* _Requirements_: Go through the material below and copy each line where the word "культуре" appears.

* _Input material_:

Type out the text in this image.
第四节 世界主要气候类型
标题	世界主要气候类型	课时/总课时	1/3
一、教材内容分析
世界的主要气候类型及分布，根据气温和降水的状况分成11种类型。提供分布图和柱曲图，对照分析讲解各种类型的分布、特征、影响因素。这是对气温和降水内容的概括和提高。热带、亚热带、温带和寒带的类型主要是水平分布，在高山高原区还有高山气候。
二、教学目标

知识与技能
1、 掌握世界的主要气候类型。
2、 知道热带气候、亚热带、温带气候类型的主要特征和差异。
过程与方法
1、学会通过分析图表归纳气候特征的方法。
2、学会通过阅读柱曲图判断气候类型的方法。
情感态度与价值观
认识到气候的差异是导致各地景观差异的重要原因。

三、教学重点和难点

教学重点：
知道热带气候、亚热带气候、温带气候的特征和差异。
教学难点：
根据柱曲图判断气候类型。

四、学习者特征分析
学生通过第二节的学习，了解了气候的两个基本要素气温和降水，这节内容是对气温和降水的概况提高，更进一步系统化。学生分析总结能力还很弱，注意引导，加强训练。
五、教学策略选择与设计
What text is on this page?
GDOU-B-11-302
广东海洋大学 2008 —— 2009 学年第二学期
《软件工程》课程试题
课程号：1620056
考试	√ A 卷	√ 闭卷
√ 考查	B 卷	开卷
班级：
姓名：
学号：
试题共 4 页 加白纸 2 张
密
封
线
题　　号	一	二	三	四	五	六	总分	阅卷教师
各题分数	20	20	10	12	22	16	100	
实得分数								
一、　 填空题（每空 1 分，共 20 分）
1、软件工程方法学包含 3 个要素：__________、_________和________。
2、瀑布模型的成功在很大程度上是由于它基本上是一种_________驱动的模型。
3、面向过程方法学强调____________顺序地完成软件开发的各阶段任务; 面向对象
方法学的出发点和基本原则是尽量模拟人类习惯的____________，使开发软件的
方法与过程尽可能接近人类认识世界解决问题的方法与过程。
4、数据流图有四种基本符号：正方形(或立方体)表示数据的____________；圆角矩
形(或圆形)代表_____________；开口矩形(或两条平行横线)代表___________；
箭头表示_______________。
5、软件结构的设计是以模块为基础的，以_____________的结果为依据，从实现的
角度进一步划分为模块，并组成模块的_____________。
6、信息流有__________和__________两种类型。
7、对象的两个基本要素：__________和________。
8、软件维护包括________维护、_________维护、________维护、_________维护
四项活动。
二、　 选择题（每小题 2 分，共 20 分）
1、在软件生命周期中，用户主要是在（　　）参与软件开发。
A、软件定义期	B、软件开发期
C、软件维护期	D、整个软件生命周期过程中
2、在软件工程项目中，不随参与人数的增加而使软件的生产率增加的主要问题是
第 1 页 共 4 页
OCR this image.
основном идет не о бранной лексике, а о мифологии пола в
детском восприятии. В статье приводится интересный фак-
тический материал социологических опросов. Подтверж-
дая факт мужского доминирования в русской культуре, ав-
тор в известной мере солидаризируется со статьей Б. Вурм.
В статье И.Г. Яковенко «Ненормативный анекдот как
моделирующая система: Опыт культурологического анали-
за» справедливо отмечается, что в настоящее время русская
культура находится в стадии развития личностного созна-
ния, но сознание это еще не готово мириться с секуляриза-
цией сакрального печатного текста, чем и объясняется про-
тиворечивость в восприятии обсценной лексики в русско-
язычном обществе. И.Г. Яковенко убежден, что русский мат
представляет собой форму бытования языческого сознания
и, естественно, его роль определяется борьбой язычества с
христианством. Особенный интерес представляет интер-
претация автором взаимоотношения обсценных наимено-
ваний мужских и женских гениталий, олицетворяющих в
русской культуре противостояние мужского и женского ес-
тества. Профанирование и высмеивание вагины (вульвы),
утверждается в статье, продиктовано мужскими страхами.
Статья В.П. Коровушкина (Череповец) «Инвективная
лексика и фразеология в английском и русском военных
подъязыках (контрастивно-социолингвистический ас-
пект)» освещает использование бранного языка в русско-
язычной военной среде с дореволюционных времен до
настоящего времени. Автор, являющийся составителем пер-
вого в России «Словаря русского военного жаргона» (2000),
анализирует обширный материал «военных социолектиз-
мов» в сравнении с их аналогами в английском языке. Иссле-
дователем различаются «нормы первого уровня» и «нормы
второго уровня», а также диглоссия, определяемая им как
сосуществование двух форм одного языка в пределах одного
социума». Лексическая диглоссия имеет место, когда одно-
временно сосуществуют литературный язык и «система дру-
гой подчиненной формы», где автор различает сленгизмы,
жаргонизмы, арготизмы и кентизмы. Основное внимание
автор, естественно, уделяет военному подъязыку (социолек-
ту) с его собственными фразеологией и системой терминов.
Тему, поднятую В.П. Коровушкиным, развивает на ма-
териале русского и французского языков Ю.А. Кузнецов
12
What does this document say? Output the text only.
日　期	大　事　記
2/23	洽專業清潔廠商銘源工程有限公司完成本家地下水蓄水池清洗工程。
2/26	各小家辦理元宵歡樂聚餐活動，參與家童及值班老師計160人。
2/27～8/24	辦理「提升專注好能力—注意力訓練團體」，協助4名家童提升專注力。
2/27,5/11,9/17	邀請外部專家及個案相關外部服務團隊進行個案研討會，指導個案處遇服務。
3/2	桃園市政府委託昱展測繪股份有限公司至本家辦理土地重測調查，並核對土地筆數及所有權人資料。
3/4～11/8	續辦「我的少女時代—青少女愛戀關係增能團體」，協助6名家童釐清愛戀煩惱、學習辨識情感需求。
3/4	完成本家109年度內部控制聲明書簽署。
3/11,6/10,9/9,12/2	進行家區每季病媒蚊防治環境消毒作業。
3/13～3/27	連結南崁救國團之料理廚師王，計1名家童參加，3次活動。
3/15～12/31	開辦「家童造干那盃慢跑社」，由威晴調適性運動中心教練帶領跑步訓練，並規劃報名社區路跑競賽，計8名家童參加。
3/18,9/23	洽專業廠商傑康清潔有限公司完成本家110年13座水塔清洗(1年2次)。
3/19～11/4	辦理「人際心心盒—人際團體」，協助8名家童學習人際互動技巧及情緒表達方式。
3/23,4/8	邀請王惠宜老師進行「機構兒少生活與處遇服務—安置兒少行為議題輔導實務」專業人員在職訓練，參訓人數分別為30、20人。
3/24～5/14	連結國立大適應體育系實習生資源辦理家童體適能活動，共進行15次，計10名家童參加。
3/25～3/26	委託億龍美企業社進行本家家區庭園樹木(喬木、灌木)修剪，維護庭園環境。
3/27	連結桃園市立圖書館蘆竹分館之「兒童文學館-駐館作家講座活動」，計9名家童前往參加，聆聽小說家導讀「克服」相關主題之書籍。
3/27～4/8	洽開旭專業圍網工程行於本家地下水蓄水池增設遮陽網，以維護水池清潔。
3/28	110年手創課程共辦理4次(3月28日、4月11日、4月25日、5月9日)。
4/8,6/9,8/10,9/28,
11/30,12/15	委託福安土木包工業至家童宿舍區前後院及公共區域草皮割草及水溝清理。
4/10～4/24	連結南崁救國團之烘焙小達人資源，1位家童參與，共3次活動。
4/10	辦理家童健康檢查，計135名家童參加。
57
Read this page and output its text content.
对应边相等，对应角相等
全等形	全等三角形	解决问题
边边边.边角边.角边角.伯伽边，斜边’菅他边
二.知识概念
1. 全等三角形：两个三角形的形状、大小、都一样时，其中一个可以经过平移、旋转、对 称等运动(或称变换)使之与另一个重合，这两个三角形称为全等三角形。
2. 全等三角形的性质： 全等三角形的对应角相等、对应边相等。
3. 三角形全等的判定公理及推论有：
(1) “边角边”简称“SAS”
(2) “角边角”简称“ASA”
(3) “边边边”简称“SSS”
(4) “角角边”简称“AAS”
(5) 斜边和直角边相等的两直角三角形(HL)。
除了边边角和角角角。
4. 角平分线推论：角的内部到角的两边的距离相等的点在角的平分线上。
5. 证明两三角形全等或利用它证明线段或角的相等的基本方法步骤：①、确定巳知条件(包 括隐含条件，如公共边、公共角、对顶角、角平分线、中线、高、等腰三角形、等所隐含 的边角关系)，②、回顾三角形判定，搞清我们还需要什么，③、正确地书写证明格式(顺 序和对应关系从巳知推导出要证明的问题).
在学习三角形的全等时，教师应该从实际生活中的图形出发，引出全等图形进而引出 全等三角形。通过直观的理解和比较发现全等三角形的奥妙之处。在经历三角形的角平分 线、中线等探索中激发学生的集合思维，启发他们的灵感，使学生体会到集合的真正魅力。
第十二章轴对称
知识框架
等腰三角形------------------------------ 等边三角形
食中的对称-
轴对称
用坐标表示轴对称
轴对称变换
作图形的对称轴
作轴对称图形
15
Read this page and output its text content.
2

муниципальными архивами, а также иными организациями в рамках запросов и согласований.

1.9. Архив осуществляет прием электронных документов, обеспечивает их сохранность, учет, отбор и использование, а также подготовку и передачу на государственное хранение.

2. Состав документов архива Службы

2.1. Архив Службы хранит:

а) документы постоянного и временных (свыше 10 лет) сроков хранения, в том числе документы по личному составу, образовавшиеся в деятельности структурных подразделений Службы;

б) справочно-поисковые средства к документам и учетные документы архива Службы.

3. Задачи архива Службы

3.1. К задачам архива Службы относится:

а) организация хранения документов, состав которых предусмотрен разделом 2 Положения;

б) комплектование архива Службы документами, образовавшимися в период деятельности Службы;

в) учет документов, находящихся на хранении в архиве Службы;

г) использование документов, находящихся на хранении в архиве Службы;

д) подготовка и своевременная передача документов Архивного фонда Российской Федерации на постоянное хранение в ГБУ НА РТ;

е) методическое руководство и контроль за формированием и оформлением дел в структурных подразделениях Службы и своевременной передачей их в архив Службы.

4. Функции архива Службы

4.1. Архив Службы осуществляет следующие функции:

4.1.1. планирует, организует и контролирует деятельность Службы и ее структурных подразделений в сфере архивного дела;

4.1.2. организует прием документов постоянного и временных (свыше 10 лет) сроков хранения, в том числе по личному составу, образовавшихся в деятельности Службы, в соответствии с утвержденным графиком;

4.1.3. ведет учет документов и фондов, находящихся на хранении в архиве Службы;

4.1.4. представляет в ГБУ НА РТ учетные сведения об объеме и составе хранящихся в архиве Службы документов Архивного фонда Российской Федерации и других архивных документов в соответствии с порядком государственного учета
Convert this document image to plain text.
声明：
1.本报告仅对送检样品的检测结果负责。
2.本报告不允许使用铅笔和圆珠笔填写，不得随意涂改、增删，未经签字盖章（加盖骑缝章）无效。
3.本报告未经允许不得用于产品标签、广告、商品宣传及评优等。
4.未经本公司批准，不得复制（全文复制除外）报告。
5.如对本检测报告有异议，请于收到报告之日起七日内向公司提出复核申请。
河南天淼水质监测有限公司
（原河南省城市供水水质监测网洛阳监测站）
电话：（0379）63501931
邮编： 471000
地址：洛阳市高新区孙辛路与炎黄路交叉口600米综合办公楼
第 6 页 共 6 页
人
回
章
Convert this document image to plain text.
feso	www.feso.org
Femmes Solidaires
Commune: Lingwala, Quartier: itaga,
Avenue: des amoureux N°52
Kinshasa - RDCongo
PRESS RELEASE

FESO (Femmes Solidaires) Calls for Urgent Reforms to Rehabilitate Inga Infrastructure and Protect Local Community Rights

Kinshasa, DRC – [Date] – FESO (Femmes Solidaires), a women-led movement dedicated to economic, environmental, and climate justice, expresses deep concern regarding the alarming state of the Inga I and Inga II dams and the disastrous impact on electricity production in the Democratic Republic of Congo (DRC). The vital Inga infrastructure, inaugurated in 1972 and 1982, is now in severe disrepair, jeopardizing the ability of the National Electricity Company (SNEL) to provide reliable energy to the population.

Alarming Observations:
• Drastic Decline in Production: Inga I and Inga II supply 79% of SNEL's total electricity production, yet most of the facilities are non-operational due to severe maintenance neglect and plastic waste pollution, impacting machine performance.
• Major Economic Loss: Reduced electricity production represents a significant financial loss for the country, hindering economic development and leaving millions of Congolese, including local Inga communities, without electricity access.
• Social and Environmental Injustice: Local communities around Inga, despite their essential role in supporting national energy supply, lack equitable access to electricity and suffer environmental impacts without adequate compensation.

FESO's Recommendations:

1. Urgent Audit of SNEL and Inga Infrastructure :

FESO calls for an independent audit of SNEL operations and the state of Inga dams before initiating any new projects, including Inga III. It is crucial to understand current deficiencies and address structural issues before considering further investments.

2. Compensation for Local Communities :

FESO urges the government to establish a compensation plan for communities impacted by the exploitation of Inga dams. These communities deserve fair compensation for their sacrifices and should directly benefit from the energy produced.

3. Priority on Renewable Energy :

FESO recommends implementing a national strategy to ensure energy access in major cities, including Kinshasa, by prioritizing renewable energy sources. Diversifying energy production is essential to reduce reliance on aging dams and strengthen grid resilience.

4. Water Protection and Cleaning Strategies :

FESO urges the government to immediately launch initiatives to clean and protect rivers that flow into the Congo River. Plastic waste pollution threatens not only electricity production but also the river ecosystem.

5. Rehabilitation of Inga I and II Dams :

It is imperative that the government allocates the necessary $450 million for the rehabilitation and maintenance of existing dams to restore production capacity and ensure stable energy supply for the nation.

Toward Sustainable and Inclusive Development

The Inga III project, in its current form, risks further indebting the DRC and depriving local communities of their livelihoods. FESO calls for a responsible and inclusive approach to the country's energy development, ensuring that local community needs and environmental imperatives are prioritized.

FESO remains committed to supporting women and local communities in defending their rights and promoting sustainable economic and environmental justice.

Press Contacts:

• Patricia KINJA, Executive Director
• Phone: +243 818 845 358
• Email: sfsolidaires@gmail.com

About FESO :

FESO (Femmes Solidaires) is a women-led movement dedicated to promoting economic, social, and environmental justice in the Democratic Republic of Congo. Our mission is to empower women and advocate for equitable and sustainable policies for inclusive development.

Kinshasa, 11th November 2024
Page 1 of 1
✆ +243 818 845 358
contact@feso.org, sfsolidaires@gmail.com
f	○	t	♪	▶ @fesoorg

* _Result_:
дая факт мужского доминирования в русской культуре, ав-
русской культуре противостояние мужского и женского ес-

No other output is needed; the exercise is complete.